§ Goal:
Copy each line that holds "solutions".

§ Data for this exercise:
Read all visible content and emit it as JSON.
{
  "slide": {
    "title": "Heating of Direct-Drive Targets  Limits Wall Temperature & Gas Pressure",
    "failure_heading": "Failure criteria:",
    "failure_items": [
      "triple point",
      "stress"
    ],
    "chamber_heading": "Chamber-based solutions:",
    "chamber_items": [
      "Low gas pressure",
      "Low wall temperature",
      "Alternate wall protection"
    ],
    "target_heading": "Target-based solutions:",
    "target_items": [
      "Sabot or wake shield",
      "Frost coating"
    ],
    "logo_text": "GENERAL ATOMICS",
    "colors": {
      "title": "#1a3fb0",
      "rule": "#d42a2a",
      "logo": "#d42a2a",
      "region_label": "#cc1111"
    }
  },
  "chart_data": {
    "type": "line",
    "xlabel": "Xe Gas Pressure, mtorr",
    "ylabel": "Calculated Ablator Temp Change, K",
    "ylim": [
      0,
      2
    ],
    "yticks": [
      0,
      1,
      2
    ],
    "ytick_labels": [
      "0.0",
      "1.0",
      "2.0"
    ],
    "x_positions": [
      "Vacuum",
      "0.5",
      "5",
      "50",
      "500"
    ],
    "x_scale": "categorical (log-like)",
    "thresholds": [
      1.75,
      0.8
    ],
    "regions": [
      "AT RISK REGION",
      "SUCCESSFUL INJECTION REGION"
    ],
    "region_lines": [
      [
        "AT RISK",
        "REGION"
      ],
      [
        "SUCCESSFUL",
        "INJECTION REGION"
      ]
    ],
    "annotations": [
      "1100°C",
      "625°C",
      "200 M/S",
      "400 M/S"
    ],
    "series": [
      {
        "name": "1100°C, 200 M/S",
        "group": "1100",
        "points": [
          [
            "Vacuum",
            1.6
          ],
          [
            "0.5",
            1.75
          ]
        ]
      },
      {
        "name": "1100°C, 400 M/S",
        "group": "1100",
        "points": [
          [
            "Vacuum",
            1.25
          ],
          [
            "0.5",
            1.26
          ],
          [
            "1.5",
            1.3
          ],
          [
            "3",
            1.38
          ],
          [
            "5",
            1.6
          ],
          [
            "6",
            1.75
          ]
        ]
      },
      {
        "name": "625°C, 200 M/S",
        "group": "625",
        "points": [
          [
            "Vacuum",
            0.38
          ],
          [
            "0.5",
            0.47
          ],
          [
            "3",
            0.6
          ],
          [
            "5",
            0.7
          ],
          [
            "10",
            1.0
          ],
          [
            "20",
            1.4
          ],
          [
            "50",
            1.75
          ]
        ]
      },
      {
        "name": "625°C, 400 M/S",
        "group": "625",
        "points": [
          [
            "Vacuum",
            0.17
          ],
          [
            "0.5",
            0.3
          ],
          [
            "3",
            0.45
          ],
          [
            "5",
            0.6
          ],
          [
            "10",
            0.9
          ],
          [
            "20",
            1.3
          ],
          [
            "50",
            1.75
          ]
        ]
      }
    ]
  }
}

§ Answer to the exercise:
    "chamber_heading": "Chamber-based solutions:",
    "target_heading": "Target-based solutions:",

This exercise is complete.